» TASK BRIEF
Leave out the pictures and restate the rest of the data exactly.

» DATA SECTION
:::
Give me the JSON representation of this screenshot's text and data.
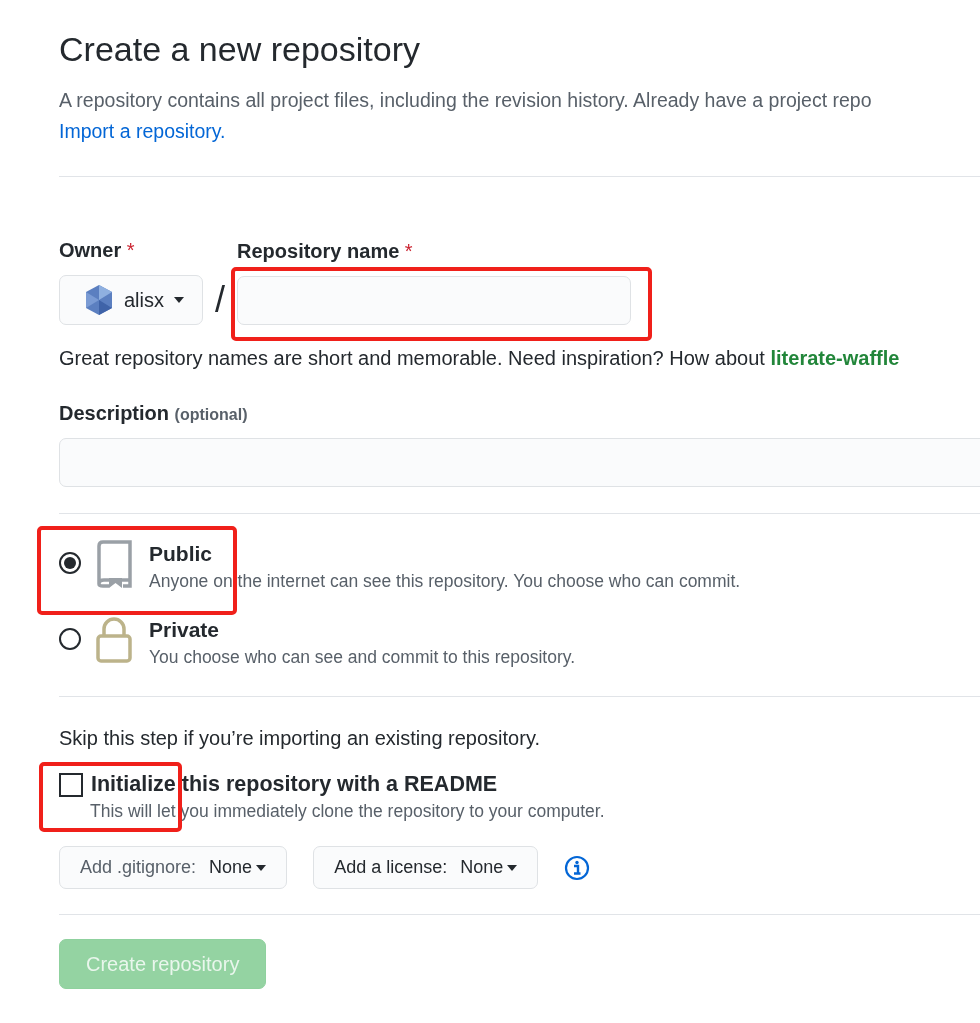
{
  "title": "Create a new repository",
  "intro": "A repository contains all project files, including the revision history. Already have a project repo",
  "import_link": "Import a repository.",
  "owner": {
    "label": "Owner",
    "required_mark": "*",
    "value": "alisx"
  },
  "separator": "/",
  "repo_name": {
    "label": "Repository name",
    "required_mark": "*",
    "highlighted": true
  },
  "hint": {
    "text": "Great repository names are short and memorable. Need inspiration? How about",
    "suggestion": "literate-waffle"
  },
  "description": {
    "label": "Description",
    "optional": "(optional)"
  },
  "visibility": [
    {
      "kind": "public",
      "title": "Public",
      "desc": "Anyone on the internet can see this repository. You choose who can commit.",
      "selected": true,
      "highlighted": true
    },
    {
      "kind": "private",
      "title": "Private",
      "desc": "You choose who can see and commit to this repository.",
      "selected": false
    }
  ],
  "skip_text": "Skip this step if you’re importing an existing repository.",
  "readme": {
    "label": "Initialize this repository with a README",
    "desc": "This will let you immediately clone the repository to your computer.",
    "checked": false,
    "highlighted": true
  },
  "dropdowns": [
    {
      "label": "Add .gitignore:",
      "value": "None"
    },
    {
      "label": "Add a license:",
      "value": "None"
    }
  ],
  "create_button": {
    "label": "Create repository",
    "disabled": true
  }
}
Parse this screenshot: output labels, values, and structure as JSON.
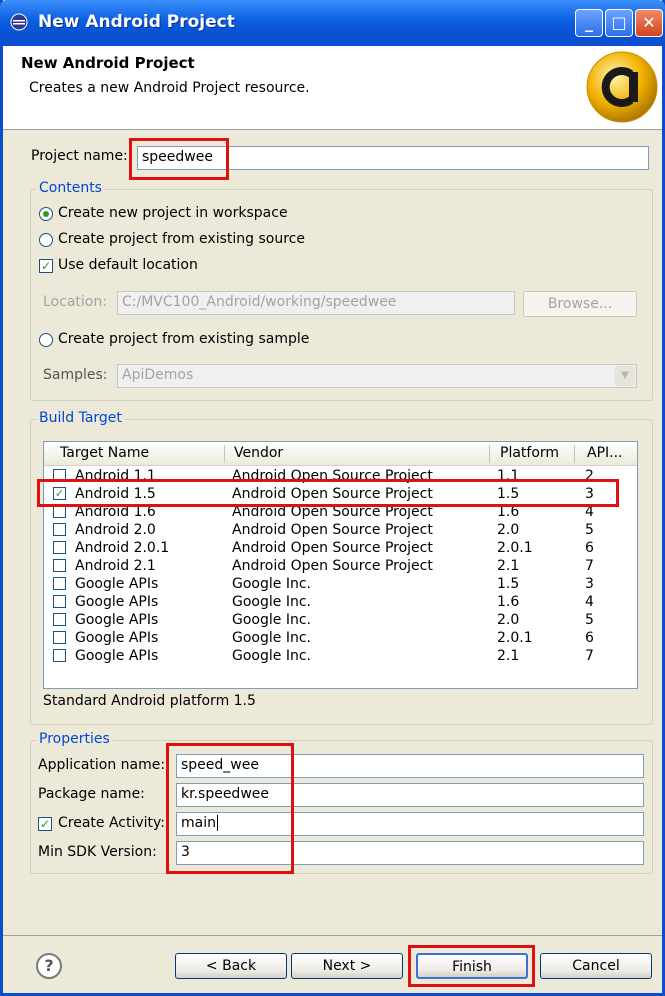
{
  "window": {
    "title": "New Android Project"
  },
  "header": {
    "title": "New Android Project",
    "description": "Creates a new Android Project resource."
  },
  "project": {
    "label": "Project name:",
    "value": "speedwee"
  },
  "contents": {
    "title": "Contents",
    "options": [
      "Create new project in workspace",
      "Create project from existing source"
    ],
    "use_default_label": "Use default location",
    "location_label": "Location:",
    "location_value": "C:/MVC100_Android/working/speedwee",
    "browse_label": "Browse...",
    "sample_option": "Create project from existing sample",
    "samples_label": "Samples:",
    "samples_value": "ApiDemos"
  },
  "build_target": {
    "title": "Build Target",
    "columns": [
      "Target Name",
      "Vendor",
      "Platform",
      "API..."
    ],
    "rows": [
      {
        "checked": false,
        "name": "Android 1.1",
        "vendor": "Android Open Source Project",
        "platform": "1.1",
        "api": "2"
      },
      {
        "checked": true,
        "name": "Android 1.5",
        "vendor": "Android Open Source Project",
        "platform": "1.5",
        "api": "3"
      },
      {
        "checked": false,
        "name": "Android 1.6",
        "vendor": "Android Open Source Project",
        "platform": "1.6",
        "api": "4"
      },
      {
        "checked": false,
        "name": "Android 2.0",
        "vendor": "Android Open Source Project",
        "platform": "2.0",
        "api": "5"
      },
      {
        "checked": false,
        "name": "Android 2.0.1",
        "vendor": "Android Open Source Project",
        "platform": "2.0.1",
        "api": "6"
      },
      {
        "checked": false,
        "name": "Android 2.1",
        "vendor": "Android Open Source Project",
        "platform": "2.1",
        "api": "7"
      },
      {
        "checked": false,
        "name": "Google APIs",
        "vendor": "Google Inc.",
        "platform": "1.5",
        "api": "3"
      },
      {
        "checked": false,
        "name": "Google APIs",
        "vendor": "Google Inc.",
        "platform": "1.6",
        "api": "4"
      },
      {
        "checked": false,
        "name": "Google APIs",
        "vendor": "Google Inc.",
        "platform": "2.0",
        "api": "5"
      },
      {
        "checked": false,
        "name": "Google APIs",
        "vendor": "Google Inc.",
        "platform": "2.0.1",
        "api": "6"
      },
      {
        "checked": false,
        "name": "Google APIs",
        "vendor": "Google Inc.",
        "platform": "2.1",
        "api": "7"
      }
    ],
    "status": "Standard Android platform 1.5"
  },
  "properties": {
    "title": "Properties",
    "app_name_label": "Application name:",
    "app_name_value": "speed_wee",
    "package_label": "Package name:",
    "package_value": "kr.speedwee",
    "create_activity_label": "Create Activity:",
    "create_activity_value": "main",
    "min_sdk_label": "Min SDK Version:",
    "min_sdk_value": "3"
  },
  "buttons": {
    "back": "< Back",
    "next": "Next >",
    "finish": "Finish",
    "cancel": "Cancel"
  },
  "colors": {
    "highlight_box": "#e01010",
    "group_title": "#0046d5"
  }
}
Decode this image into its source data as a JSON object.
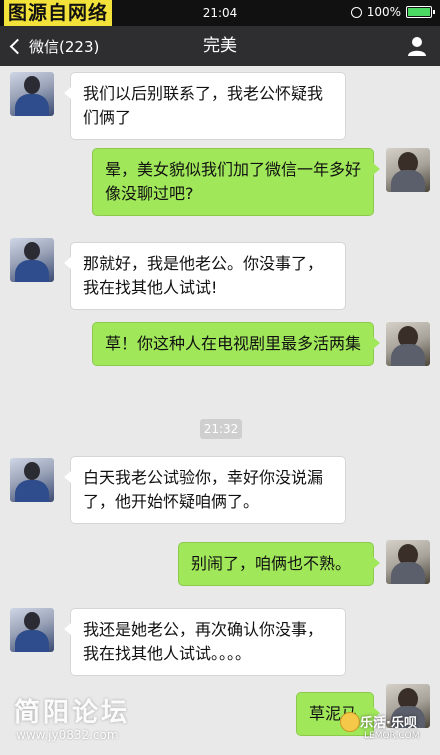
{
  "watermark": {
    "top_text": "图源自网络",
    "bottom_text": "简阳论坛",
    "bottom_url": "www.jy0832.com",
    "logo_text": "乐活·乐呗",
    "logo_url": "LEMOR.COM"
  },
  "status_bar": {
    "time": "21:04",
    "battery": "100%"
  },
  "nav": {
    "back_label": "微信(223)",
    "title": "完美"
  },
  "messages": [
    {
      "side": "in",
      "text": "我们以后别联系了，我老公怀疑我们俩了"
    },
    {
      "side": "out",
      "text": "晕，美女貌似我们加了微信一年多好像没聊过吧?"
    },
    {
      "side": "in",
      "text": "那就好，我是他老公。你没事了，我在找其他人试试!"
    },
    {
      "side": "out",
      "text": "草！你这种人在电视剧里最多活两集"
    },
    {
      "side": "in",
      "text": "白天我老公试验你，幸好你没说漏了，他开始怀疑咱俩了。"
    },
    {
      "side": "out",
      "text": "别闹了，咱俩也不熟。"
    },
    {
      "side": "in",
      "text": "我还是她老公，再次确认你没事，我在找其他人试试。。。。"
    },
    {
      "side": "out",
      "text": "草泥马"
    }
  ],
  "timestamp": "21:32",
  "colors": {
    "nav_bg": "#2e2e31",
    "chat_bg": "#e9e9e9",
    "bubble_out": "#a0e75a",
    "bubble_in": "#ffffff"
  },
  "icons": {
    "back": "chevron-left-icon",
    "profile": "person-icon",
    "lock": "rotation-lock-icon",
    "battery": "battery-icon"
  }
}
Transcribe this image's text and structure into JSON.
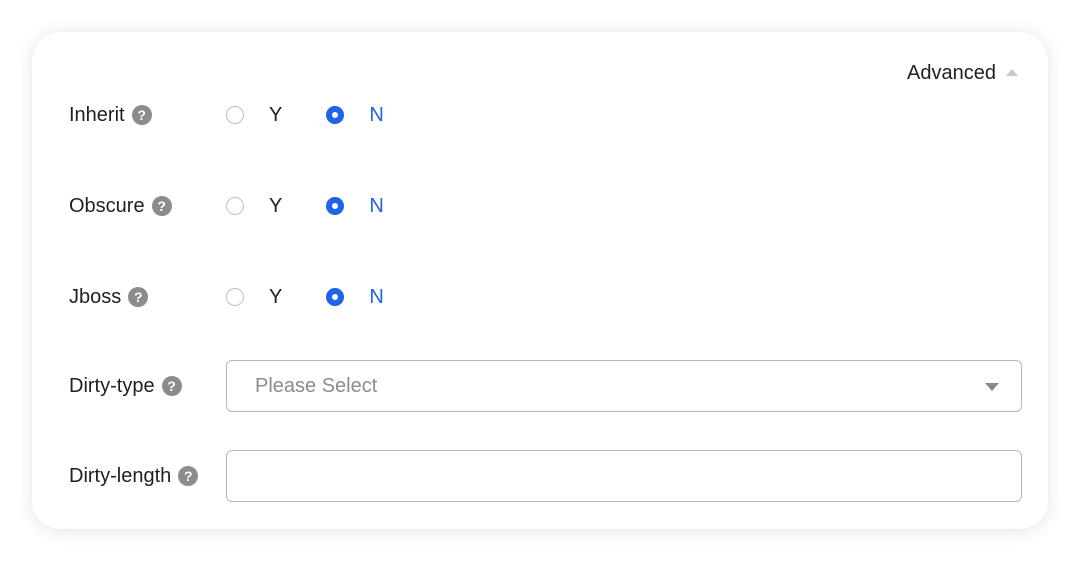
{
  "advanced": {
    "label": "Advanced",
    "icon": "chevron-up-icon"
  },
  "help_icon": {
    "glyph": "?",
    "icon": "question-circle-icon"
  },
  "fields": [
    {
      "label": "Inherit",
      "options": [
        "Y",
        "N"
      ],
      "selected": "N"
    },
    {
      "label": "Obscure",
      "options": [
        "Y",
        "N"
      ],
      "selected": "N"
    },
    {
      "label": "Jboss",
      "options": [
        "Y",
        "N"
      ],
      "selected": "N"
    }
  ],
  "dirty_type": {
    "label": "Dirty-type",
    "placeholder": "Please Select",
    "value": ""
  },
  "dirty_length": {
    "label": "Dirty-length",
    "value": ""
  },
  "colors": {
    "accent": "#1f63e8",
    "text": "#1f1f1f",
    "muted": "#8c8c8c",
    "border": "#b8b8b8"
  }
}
:::
» RESPONSE FOR THIS EXERCISE
Give me the JSON representation of this screenshot's text and data.
{
  "title": "Create a new repository",
  "intro": "A repository contains all project files, including the revision history. Already have a project repo",
  "import_link": "Import a repository.",
  "owner": {
    "label": "Owner",
    "required_mark": "*",
    "value": "alisx"
  },
  "separator": "/",
  "repo_name": {
    "label": "Repository name",
    "required_mark": "*",
    "highlighted": true
  },
  "hint": {
    "text": "Great repository names are short and memorable. Need inspiration? How about",
    "suggestion": "literate-waffle"
  },
  "description": {
    "label": "Description",
    "optional": "(optional)"
  },
  "visibility": [
    {
      "kind": "public",
      "title": "Public",
      "desc": "Anyone on the internet can see this repository. You choose who can commit.",
      "selected": true,
      "highlighted": true
    },
    {
      "kind": "private",
      "title": "Private",
      "desc": "You choose who can see and commit to this repository.",
      "selected": false
    }
  ],
  "skip_text": "Skip this step if you’re importing an existing repository.",
  "readme": {
    "label": "Initialize this repository with a README",
    "desc": "This will let you immediately clone the repository to your computer.",
    "checked": false,
    "highlighted": true
  },
  "dropdowns": [
    {
      "label": "Add .gitignore:",
      "value": "None"
    },
    {
      "label": "Add a license:",
      "value": "None"
    }
  ],
  "create_button": {
    "label": "Create repository",
    "disabled": true
  }
}
Parse this screenshot: output labels, values, and structure as JSON.
{
  "window": {
    "title": "New Android Project"
  },
  "header": {
    "title": "New Android Project",
    "description": "Creates a new Android Project resource."
  },
  "project": {
    "label": "Project name:",
    "value": "speedwee"
  },
  "contents": {
    "title": "Contents",
    "options": [
      "Create new project in workspace",
      "Create project from existing source"
    ],
    "use_default_label": "Use default location",
    "location_label": "Location:",
    "location_value": "C:/MVC100_Android/working/speedwee",
    "browse_label": "Browse...",
    "sample_option": "Create project from existing sample",
    "samples_label": "Samples:",
    "samples_value": "ApiDemos"
  },
  "build_target": {
    "title": "Build Target",
    "columns": [
      "Target Name",
      "Vendor",
      "Platform",
      "API..."
    ],
    "rows": [
      {
        "checked": false,
        "name": "Android 1.1",
        "vendor": "Android Open Source Project",
        "platform": "1.1",
        "api": "2"
      },
      {
        "checked": true,
        "name": "Android 1.5",
        "vendor": "Android Open Source Project",
        "platform": "1.5",
        "api": "3"
      },
      {
        "checked": false,
        "name": "Android 1.6",
        "vendor": "Android Open Source Project",
        "platform": "1.6",
        "api": "4"
      },
      {
        "checked": false,
        "name": "Android 2.0",
        "vendor": "Android Open Source Project",
        "platform": "2.0",
        "api": "5"
      },
      {
        "checked": false,
        "name": "Android 2.0.1",
        "vendor": "Android Open Source Project",
        "platform": "2.0.1",
        "api": "6"
      },
      {
        "checked": false,
        "name": "Android 2.1",
        "vendor": "Android Open Source Project",
        "platform": "2.1",
        "api": "7"
      },
      {
        "checked": false,
        "name": "Google APIs",
        "vendor": "Google Inc.",
        "platform": "1.5",
        "api": "3"
      },
      {
        "checked": false,
        "name": "Google APIs",
        "vendor": "Google Inc.",
        "platform": "1.6",
        "api": "4"
      },
      {
        "checked": false,
        "name": "Google APIs",
        "vendor": "Google Inc.",
        "platform": "2.0",
        "api": "5"
      },
      {
        "checked": false,
        "name": "Google APIs",
        "vendor": "Google Inc.",
        "platform": "2.0.1",
        "api": "6"
      },
      {
        "checked": false,
        "name": "Google APIs",
        "vendor": "Google Inc.",
        "platform": "2.1",
        "api": "7"
      }
    ],
    "status": "Standard Android platform 1.5"
  },
  "properties": {
    "title": "Properties",
    "app_name_label": "Application name:",
    "app_name_value": "speed_wee",
    "package_label": "Package name:",
    "package_value": "kr.speedwee",
    "create_activity_label": "Create Activity:",
    "create_activity_value": "main",
    "min_sdk_label": "Min SDK Version:",
    "min_sdk_value": "3"
  },
  "buttons": {
    "back": "< Back",
    "next": "Next >",
    "finish": "Finish",
    "cancel": "Cancel"
  },
  "colors": {
    "highlight_box": "#e01010",
    "group_title": "#0046d5"
  }
}
Decode this image into its source data as a JSON object.
{
  "watermark": {
    "top_text": "图源自网络",
    "bottom_text": "简阳论坛",
    "bottom_url": "www.jy0832.com",
    "logo_text": "乐活·乐呗",
    "logo_url": "LEMOR.COM"
  },
  "status_bar": {
    "time": "21:04",
    "battery": "100%"
  },
  "nav": {
    "back_label": "微信(223)",
    "title": "完美"
  },
  "messages": [
    {
      "side": "in",
      "text": "我们以后别联系了，我老公怀疑我们俩了"
    },
    {
      "side": "out",
      "text": "晕，美女貌似我们加了微信一年多好像没聊过吧?"
    },
    {
      "side": "in",
      "text": "那就好，我是他老公。你没事了，我在找其他人试试!"
    },
    {
      "side": "out",
      "text": "草！你这种人在电视剧里最多活两集"
    },
    {
      "side": "in",
      "text": "白天我老公试验你，幸好你没说漏了，他开始怀疑咱俩了。"
    },
    {
      "side": "out",
      "text": "别闹了，咱俩也不熟。"
    },
    {
      "side": "in",
      "text": "我还是她老公，再次确认你没事，我在找其他人试试。。。。"
    },
    {
      "side": "out",
      "text": "草泥马"
    }
  ],
  "timestamp": "21:32",
  "colors": {
    "nav_bg": "#2e2e31",
    "chat_bg": "#e9e9e9",
    "bubble_out": "#a0e75a",
    "bubble_in": "#ffffff"
  },
  "icons": {
    "back": "chevron-left-icon",
    "profile": "person-icon",
    "lock": "rotation-lock-icon",
    "battery": "battery-icon"
  }
}
Transcribe this image's text and structure into JSON.
{
  "advanced": {
    "label": "Advanced",
    "icon": "chevron-up-icon"
  },
  "help_icon": {
    "glyph": "?",
    "icon": "question-circle-icon"
  },
  "fields": [
    {
      "label": "Inherit",
      "options": [
        "Y",
        "N"
      ],
      "selected": "N"
    },
    {
      "label": "Obscure",
      "options": [
        "Y",
        "N"
      ],
      "selected": "N"
    },
    {
      "label": "Jboss",
      "options": [
        "Y",
        "N"
      ],
      "selected": "N"
    }
  ],
  "dirty_type": {
    "label": "Dirty-type",
    "placeholder": "Please Select",
    "value": ""
  },
  "dirty_length": {
    "label": "Dirty-length",
    "value": ""
  },
  "colors": {
    "accent": "#1f63e8",
    "text": "#1f1f1f",
    "muted": "#8c8c8c",
    "border": "#b8b8b8"
  }
}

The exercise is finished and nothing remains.